What you need to do: Leave out the pictures and copy the remaining records exactly.

Material for this exercise:

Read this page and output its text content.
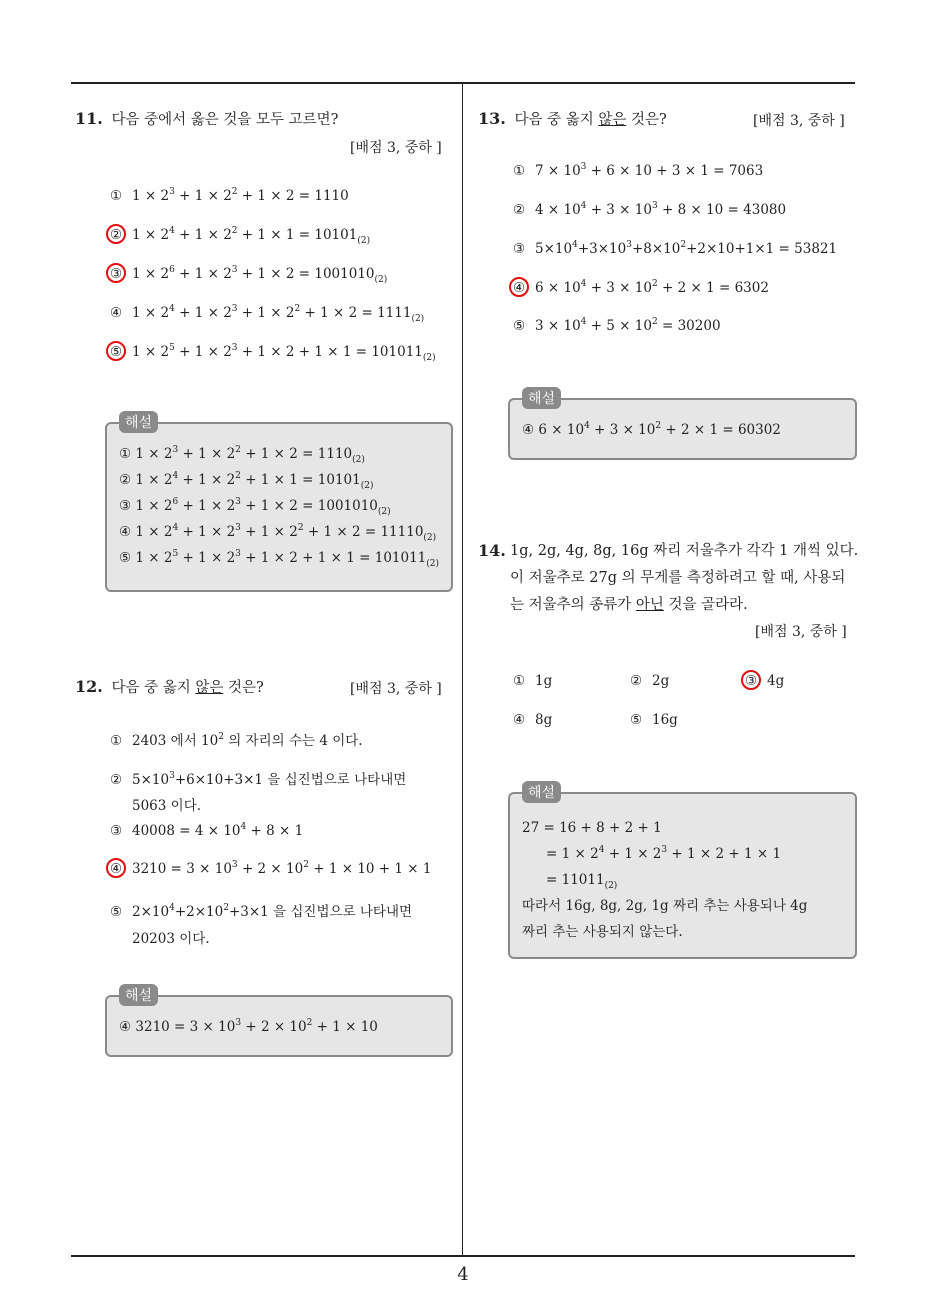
4
11. 다음 중에서 옳은 것을 모두 고르면?
[배점 3, 중하 ]
① $1 \times 2^3 + 1 \times 2^2 + 1 \times 2 = 1110$
② $1 \times 2^4 + 1 \times 2^2 + 1 \times 1 = 10101_{(2)}$
③ $1 \times 2^6 + 1 \times 2^3 + 1 \times 2 = 1001010_{(2)}$
④ $1 \times 2^4 + 1 \times 2^3 + 1 \times 2^2 + 1 \times 2 = 1111_{(2)}$
⑤ $1 \times 2^5 + 1 \times 2^3 + 1 \times 2 + 1 \times 1 = 101011_{(2)}$
해설
① $1 \times 2^3 + 1 \times 2^2 + 1 \times 2 = 1110_{(2)}$
② $1 \times 2^4 + 1 \times 2^2 + 1 \times 1 = 10101_{(2)}$
③ $1 \times 2^6 + 1 \times 2^3 + 1 \times 2 = 1001010_{(2)}$
④ $1 \times 2^4 + 1 \times 2^3 + 1 \times 2^2 + 1 \times 2 = 11110_{(2)}$
⑤ $1 \times 2^5 + 1 \times 2^3 + 1 \times 2 + 1 \times 1 = 101011_{(2)}$
12. 다음 중 옳지 않은 것은?	[배점 3, 중하 ]
① 2403 에서 $10^2$ 의 자리의 수는 4 이다.
② $5\times 10^3+6\times 10+3\times 1$ 을 십진법으로 나타내면
5063 이다.
③ $40008 = 4 \times 10^4 + 8 \times 1$
④ $3210 = 3 \times 10^3 + 2 \times 10^2 + 1 \times 10 + 1 \times 1$
⑤ $2\times 10^4+2\times 10^2+3\times 1$ 을 십진법으로 나타내면
20203 이다.
해설
④ $3210 = 3 \times 10^3 + 2 \times 10^2 + 1 \times 10$
13. 다음 중 옳지 않은 것은?	[배점 3, 중하 ]
① $7 \times 10^3 + 6 \times 10 + 3 \times 1 = 7063$
② $4 \times 10^4 + 3 \times 10^3 + 8 \times 10 = 43080$
③ $5\times 10^4+3\times 10^3+8\times 10^2+2\times 10+1\times 1 = 53821$
④ $6 \times 10^4 + 3 \times 10^2 + 2 \times 1 = 6302$
⑤ $3 \times 10^4 + 5 \times 10^2 = 30200$
해설
④ $6 \times 10^4 + 3 \times 10^2 + 2 \times 1 = 60302$
14. 1g, 2g, 4g, 8g, 16g 짜리 저울추가 각각 1 개씩 있다.
이 저울추로 27g 의 무게를 측정하려고 할 때, 사용되
는 저울추의 종류가 아닌 것을 골라라.
[배점 3, 중하 ]
① 1g	② 2g	③ 4g
④ 8g	⑤ 16g
해설
27 = 16 + 8 + 2 + 1
= $1 \times 2^4 + 1 \times 2^3 + 1 \times 2 + 1 \times 1$
= $11011_{(2)}$
따라서 16g, 8g, 2g, 1g 짜리 추는 사용되나 4g
짜리 추는 사용되지 않는다.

Solution to this task:
Read this page and output its text content.
4
11. 다음 중에서 옳은 것을 모두 고르면?
[배점 3, 중하 ]
① $1 \times 2^3 + 1 \times 2^2 + 1 \times 2 = 1110$
② $1 \times 2^4 + 1 \times 2^2 + 1 \times 1 = 10101_{(2)}$
③ $1 \times 2^6 + 1 \times 2^3 + 1 \times 2 = 1001010_{(2)}$
④ $1 \times 2^4 + 1 \times 2^3 + 1 \times 2^2 + 1 \times 2 = 1111_{(2)}$
⑤ $1 \times 2^5 + 1 \times 2^3 + 1 \times 2 + 1 \times 1 = 101011_{(2)}$
해설
① $1 \times 2^3 + 1 \times 2^2 + 1 \times 2 = 1110_{(2)}$
② $1 \times 2^4 + 1 \times 2^2 + 1 \times 1 = 10101_{(2)}$
③ $1 \times 2^6 + 1 \times 2^3 + 1 \times 2 = 1001010_{(2)}$
④ $1 \times 2^4 + 1 \times 2^3 + 1 \times 2^2 + 1 \times 2 = 11110_{(2)}$
⑤ $1 \times 2^5 + 1 \times 2^3 + 1 \times 2 + 1 \times 1 = 101011_{(2)}$
12. 다음 중 옳지 않은 것은?	[배점 3, 중하 ]
① 2403 에서 $10^2$ 의 자리의 수는 4 이다.
② $5\times 10^3+6\times 10+3\times 1$ 을 십진법으로 나타내면
5063 이다.
③ $40008 = 4 \times 10^4 + 8 \times 1$
④ $3210 = 3 \times 10^3 + 2 \times 10^2 + 1 \times 10 + 1 \times 1$
⑤ $2\times 10^4+2\times 10^2+3\times 1$ 을 십진법으로 나타내면
20203 이다.
해설
④ $3210 = 3 \times 10^3 + 2 \times 10^2 + 1 \times 10$
13. 다음 중 옳지 않은 것은?	[배점 3, 중하 ]
① $7 \times 10^3 + 6 \times 10 + 3 \times 1 = 7063$
② $4 \times 10^4 + 3 \times 10^3 + 8 \times 10 = 43080$
③ $5\times 10^4+3\times 10^3+8\times 10^2+2\times 10+1\times 1 = 53821$
④ $6 \times 10^4 + 3 \times 10^2 + 2 \times 1 = 6302$
⑤ $3 \times 10^4 + 5 \times 10^2 = 30200$
해설
④ $6 \times 10^4 + 3 \times 10^2 + 2 \times 1 = 60302$
14. 1g, 2g, 4g, 8g, 16g 짜리 저울추가 각각 1 개씩 있다.
이 저울추로 27g 의 무게를 측정하려고 할 때, 사용되
는 저울추의 종류가 아닌 것을 골라라.
[배점 3, 중하 ]
① 1g	② 2g	③ 4g
④ 8g	⑤ 16g
해설
27 = 16 + 8 + 2 + 1
= $1 \times 2^4 + 1 \times 2^3 + 1 \times 2 + 1 \times 1$
= $11011_{(2)}$
따라서 16g, 8g, 2g, 1g 짜리 추는 사용되나 4g
짜리 추는 사용되지 않는다.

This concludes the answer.